**** RECORDS FOR THE TASK ****

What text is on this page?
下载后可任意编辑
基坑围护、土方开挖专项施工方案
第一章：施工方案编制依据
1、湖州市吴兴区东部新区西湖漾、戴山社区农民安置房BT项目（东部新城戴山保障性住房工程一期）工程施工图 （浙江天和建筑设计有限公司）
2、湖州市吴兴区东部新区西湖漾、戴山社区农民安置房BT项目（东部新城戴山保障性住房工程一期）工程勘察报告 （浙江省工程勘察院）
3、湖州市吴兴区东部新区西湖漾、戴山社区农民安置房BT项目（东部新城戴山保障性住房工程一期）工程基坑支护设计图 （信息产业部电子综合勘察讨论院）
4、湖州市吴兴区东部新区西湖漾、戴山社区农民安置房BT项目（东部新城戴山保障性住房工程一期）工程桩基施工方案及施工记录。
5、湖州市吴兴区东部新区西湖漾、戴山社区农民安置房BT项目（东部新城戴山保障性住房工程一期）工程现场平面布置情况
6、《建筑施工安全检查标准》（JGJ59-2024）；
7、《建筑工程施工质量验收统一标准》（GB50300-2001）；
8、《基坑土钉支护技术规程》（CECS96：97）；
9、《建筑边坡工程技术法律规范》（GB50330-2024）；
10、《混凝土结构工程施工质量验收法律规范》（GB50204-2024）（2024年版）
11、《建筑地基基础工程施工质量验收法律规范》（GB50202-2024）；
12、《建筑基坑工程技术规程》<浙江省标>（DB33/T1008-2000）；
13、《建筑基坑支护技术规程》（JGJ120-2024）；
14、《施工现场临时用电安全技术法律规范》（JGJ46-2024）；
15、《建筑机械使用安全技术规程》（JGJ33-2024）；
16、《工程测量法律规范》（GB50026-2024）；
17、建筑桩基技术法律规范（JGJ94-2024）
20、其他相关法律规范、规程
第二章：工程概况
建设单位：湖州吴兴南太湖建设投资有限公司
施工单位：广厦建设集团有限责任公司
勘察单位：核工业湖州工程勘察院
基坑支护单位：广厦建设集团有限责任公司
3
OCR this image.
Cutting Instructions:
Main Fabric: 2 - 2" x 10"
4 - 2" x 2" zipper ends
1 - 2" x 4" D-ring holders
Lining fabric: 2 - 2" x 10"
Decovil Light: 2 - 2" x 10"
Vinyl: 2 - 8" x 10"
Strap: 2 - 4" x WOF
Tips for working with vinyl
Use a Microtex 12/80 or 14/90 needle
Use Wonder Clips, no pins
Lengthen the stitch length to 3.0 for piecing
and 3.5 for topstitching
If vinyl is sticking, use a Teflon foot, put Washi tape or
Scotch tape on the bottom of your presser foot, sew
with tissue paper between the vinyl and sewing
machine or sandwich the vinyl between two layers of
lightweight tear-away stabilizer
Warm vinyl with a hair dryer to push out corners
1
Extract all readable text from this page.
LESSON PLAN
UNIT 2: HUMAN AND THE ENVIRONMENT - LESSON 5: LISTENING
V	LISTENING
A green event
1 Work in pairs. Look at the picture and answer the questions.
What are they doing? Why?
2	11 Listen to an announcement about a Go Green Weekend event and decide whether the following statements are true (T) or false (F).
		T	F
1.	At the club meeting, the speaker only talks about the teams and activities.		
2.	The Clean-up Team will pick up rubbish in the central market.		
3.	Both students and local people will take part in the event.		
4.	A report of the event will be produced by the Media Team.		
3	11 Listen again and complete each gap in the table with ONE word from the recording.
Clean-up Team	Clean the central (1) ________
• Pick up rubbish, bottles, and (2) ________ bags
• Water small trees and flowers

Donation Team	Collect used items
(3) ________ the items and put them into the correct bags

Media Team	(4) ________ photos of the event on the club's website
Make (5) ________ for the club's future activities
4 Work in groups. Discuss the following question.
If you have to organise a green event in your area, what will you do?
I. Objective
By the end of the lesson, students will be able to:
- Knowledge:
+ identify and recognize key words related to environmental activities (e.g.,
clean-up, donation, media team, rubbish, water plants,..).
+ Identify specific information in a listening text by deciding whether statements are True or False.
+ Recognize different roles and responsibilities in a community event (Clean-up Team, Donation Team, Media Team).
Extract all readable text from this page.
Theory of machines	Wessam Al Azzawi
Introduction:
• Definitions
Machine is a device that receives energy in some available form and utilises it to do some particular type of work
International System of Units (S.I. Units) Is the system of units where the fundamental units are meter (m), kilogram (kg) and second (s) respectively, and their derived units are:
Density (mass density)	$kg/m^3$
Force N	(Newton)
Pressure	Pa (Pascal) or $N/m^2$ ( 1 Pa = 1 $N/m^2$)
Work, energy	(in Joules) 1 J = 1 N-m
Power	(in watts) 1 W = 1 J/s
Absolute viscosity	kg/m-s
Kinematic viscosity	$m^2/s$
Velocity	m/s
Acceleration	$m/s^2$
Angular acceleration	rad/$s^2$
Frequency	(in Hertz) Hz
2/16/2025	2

****

### WHAT YOU HAVE TO DO
From the records above, pull out every line containing the word "rubbish".

### THE SOLUTION
2.	The Clean-up Team will pick up rubbish in the central market.		
• Pick up rubbish, bottles, and (2) ________ bags
clean-up, donation, media team, rubbish, water plants,..).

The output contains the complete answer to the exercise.